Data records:
▬▬▬▬▬▬

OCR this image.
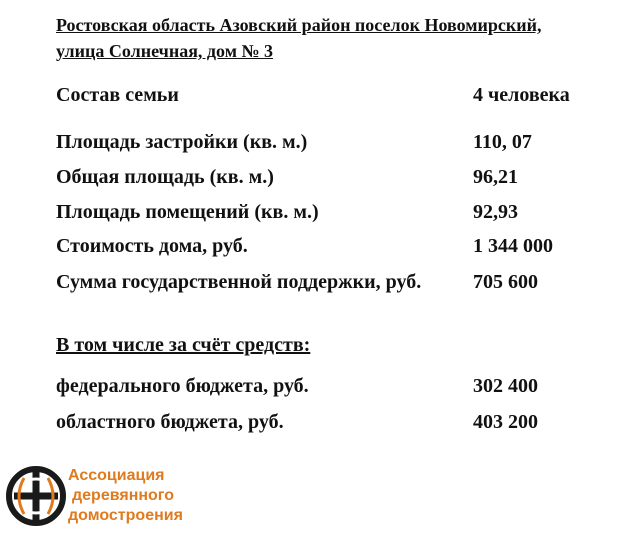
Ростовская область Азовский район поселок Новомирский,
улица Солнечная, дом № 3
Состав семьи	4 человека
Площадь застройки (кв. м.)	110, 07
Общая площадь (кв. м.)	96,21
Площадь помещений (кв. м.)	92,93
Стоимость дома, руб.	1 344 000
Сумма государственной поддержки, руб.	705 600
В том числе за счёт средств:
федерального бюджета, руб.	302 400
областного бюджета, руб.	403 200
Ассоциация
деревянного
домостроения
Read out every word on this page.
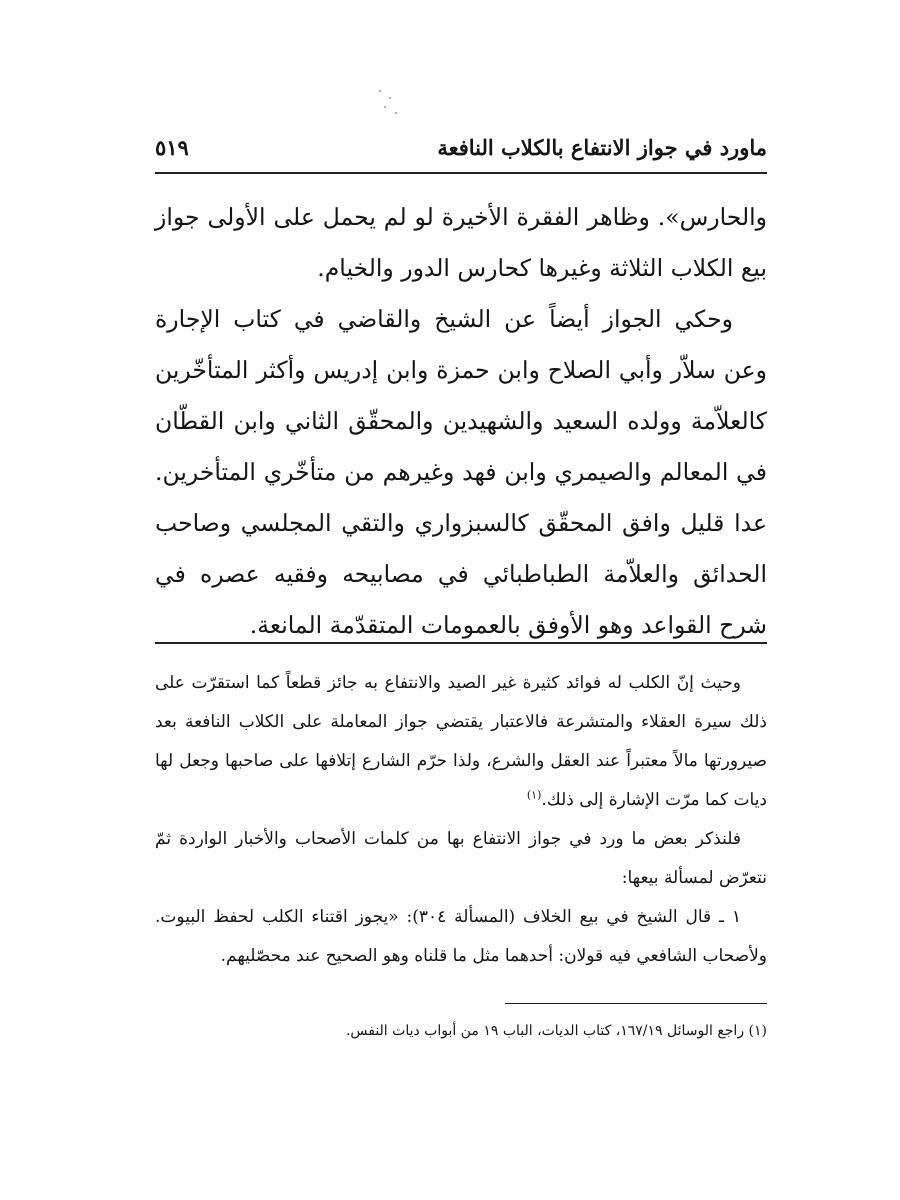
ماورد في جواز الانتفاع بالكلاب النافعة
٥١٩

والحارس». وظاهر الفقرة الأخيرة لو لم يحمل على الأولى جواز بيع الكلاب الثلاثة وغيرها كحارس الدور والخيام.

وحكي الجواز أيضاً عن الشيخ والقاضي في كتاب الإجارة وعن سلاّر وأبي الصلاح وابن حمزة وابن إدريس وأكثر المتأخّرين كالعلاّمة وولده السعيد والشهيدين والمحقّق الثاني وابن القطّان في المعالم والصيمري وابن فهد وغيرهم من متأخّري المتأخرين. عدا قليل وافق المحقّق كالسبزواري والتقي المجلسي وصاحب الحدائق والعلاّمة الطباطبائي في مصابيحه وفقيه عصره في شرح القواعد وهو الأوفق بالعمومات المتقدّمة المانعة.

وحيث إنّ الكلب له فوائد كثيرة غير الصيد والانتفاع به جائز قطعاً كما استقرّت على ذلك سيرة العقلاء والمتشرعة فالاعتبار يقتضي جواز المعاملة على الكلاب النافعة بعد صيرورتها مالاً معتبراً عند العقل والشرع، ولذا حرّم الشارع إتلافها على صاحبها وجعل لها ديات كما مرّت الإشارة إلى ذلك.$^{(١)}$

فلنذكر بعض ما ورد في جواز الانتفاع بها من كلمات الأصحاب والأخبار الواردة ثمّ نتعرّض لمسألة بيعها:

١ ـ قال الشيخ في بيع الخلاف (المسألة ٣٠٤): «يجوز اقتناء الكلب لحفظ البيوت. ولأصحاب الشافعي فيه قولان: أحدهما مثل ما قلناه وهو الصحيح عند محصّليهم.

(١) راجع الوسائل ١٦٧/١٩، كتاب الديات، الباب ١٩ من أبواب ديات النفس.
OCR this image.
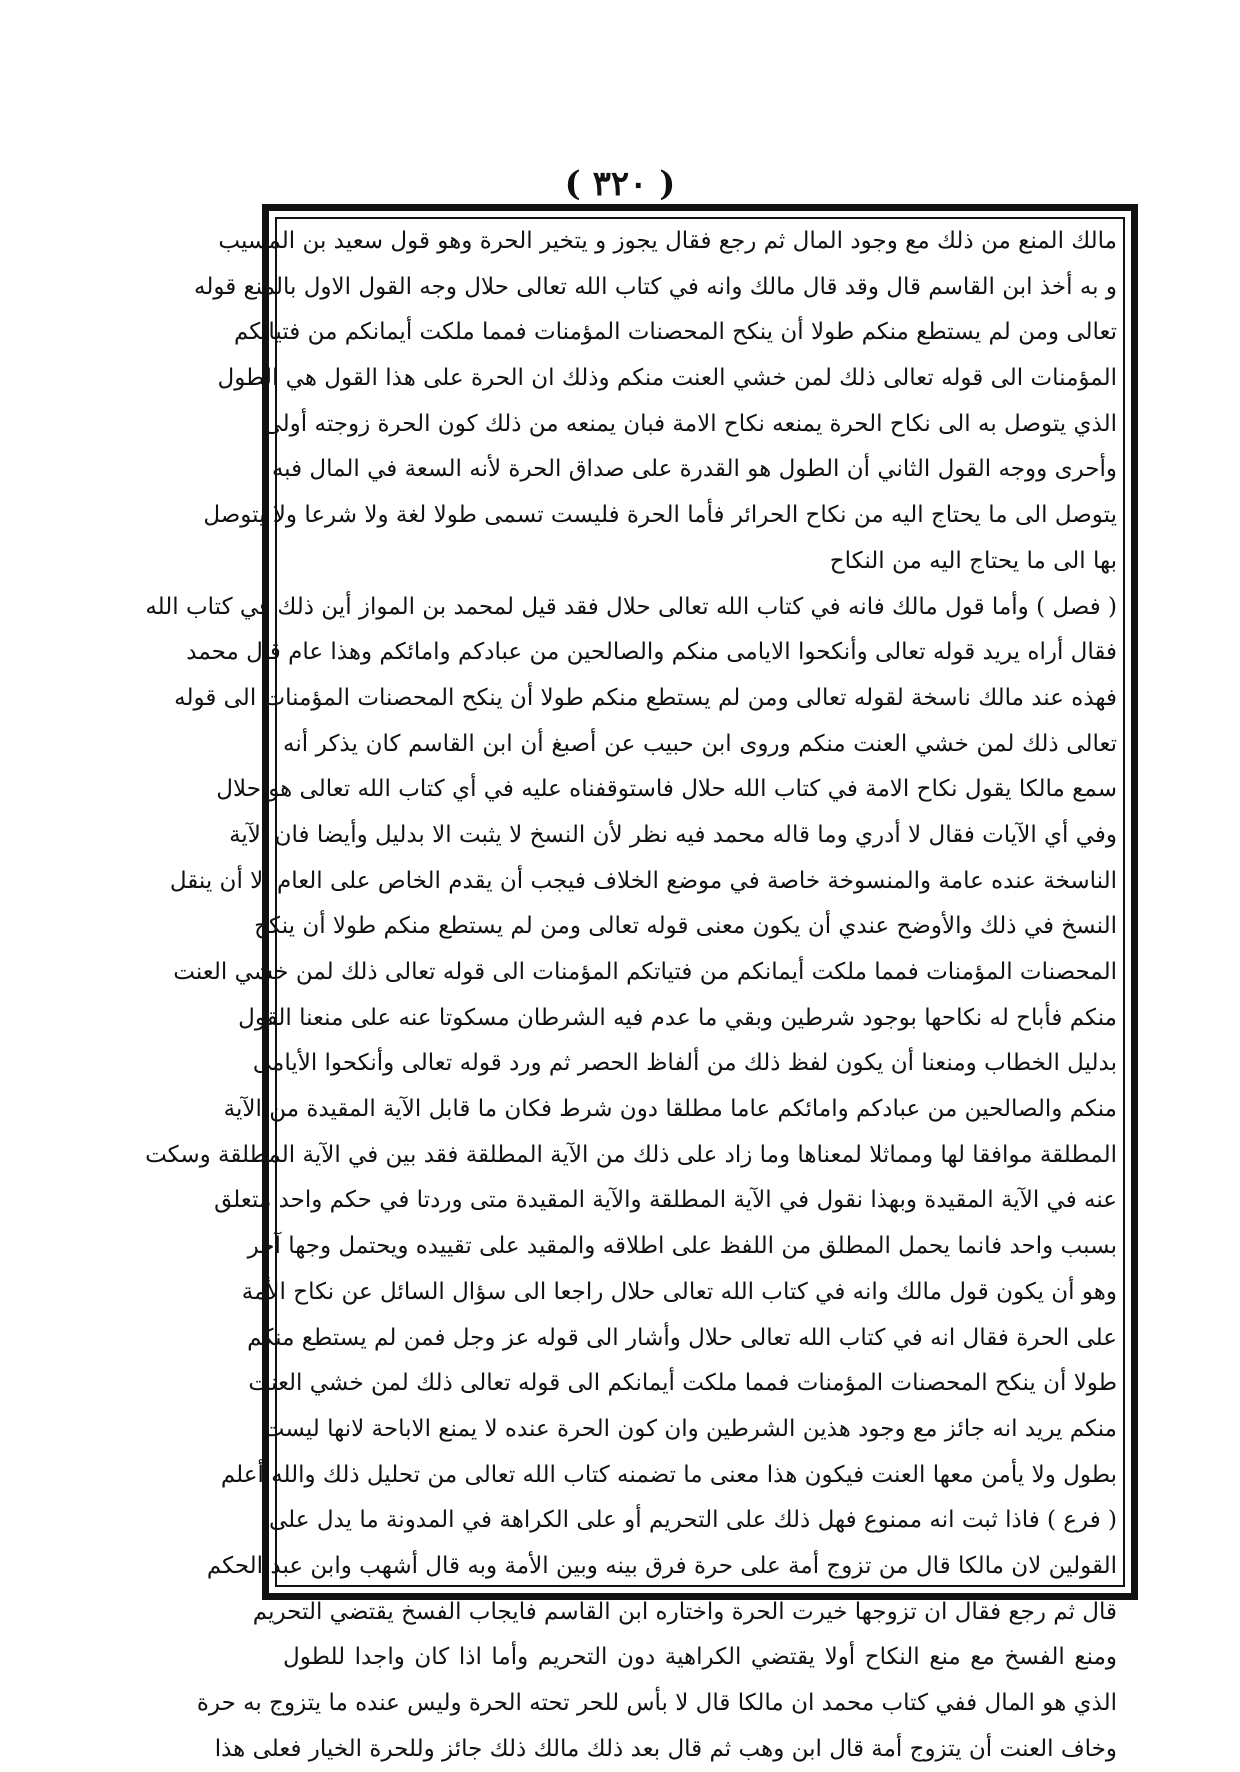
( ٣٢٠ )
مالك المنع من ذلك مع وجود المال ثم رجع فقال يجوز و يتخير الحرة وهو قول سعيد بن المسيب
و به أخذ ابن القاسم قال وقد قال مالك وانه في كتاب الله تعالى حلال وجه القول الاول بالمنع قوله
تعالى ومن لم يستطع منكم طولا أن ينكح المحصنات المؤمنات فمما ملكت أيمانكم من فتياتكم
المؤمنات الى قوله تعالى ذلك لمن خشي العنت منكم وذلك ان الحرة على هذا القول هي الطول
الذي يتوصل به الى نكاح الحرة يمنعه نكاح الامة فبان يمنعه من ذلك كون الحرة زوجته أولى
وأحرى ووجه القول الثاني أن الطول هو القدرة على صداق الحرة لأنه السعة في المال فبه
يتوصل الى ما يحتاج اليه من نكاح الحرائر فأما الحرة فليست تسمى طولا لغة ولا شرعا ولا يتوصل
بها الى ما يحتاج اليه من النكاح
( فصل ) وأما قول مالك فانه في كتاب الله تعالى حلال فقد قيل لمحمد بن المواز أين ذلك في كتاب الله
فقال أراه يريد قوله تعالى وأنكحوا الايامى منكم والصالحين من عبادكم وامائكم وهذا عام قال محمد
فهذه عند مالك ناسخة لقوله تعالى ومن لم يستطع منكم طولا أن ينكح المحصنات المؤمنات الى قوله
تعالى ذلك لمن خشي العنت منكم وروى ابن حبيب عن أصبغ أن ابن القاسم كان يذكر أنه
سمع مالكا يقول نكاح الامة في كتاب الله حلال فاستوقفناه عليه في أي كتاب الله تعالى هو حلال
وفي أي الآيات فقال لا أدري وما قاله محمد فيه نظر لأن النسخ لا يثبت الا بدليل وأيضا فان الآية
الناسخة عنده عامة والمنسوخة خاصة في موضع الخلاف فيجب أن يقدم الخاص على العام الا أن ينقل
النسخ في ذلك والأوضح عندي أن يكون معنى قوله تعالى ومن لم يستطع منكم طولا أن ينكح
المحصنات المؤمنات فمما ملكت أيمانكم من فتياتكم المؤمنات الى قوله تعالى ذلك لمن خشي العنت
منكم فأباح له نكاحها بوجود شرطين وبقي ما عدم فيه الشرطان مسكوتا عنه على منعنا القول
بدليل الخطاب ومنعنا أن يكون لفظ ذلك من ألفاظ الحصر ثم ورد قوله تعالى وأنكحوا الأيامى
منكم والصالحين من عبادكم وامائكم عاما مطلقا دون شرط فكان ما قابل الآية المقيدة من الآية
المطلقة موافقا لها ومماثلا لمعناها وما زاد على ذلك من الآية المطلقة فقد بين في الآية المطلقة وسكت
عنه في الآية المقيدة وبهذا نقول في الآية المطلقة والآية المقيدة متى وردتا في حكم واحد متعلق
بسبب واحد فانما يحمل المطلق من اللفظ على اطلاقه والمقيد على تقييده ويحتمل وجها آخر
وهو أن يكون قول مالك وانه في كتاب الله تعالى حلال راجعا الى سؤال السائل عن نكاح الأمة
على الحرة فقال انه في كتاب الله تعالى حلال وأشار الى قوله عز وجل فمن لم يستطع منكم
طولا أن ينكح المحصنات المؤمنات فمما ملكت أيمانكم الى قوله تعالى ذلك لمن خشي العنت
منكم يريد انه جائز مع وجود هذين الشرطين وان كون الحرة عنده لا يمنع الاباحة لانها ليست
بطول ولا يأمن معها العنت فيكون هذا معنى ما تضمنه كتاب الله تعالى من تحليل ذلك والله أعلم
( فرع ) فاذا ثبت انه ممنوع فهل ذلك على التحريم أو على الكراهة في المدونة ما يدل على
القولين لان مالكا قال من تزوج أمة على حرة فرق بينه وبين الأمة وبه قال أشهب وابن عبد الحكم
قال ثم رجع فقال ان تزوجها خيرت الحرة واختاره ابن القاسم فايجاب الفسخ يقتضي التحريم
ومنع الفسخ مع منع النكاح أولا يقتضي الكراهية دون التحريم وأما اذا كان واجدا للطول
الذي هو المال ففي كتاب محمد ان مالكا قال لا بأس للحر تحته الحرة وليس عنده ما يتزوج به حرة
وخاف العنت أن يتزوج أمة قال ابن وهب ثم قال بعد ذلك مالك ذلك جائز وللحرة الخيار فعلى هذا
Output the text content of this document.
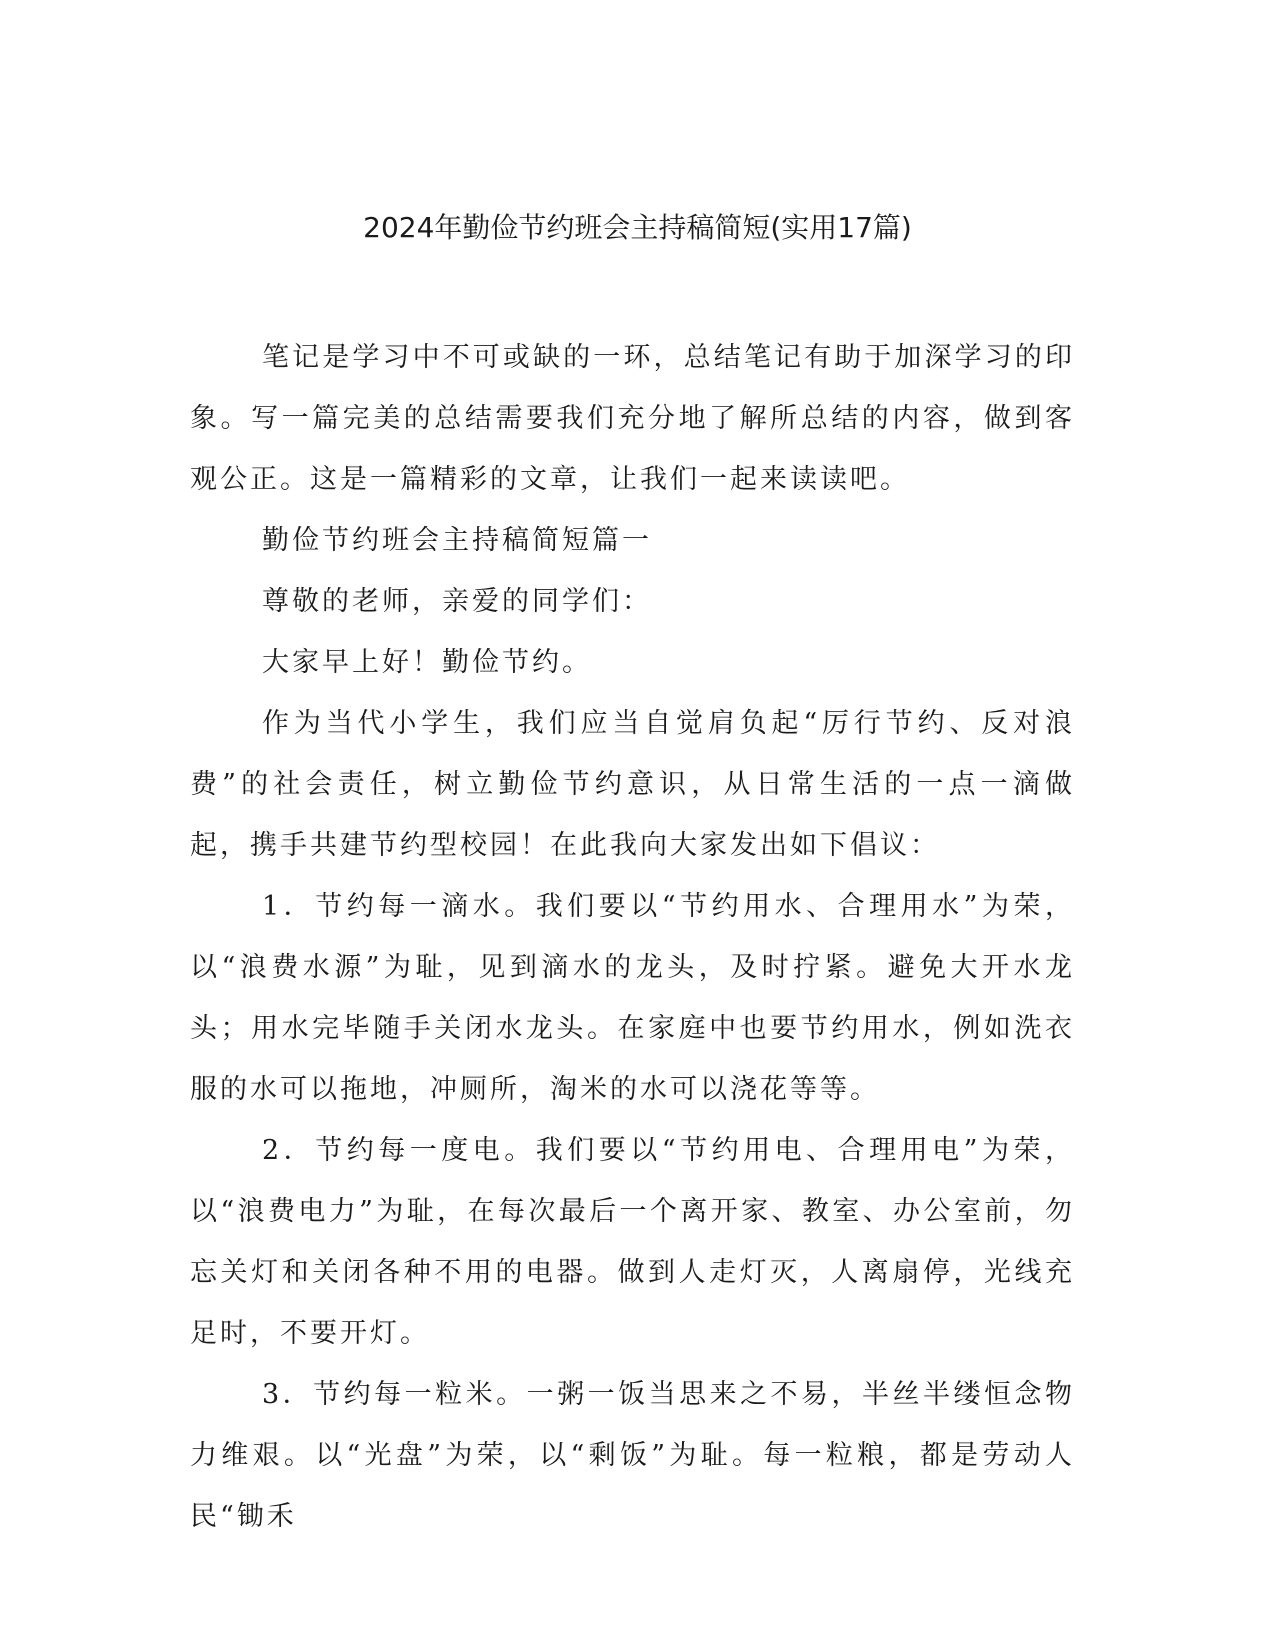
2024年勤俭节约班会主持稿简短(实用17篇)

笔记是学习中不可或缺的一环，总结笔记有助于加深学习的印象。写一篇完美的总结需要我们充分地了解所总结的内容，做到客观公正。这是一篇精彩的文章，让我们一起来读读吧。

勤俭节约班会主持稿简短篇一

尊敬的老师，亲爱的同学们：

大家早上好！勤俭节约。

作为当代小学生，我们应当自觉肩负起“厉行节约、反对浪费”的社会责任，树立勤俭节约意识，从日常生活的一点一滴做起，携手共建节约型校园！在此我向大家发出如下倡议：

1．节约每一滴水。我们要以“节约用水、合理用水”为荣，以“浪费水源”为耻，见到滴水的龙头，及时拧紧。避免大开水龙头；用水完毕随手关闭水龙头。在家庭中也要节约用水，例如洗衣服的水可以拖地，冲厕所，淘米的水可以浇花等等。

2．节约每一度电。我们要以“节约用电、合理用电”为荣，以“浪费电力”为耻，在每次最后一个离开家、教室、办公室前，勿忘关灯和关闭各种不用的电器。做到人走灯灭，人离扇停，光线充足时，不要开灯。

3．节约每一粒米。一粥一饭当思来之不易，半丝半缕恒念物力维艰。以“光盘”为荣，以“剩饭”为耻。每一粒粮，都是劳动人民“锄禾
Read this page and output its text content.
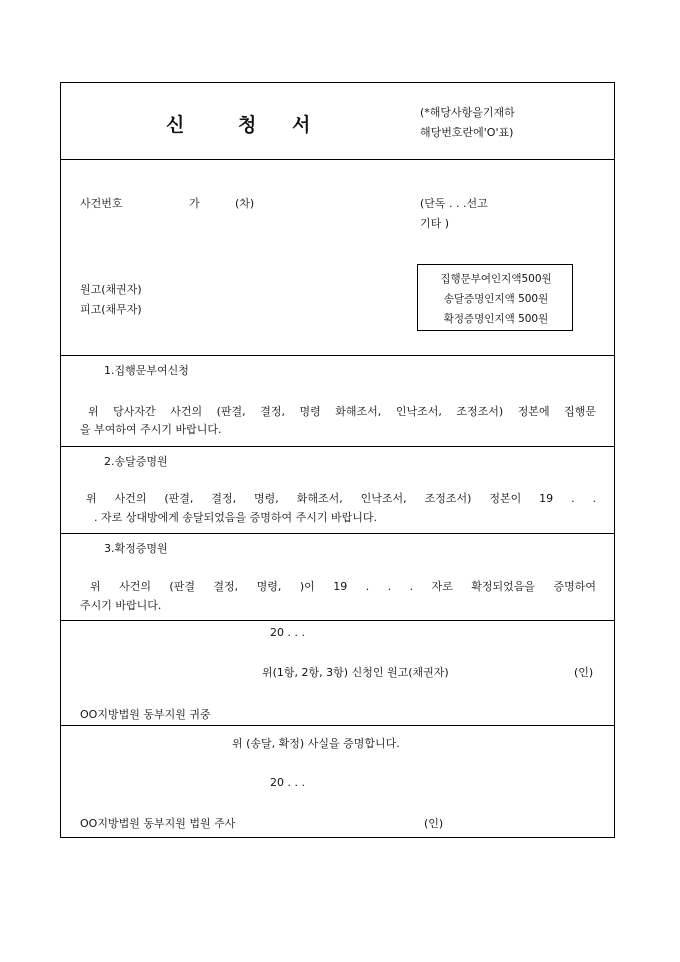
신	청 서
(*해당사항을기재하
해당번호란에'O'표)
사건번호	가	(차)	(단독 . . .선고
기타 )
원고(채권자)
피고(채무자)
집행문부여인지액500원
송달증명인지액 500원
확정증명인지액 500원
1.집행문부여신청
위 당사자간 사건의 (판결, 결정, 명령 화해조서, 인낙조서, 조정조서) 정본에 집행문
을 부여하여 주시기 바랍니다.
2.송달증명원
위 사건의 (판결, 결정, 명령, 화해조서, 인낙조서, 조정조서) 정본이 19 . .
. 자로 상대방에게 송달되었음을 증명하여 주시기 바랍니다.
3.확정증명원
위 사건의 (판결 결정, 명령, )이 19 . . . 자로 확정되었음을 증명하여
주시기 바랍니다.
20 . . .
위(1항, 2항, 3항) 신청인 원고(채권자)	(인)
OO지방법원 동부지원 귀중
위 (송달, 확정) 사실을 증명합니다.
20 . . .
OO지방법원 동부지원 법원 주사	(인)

▬▬▬▬▬▬

Brief: Copy, without the pictures, exactly the lines from the line with "Read this page and output its text content." through the end of the material above, both ends included.

Exercise solution:
Read this page and output its text content.
신	청 서
(*해당사항을기재하
해당번호란에'O'표)
사건번호	가	(차)	(단독 . . .선고
기타 )
원고(채권자)
피고(채무자)
집행문부여인지액500원
송달증명인지액 500원
확정증명인지액 500원
1.집행문부여신청
위 당사자간 사건의 (판결, 결정, 명령 화해조서, 인낙조서, 조정조서) 정본에 집행문
을 부여하여 주시기 바랍니다.
2.송달증명원
위 사건의 (판결, 결정, 명령, 화해조서, 인낙조서, 조정조서) 정본이 19 . .
. 자로 상대방에게 송달되었음을 증명하여 주시기 바랍니다.
3.확정증명원
위 사건의 (판결 결정, 명령, )이 19 . . . 자로 확정되었음을 증명하여
주시기 바랍니다.
20 . . .
위(1항, 2항, 3항) 신청인 원고(채권자)	(인)
OO지방법원 동부지원 귀중
위 (송달, 확정) 사실을 증명합니다.
20 . . .
OO지방법원 동부지원 법원 주사	(인)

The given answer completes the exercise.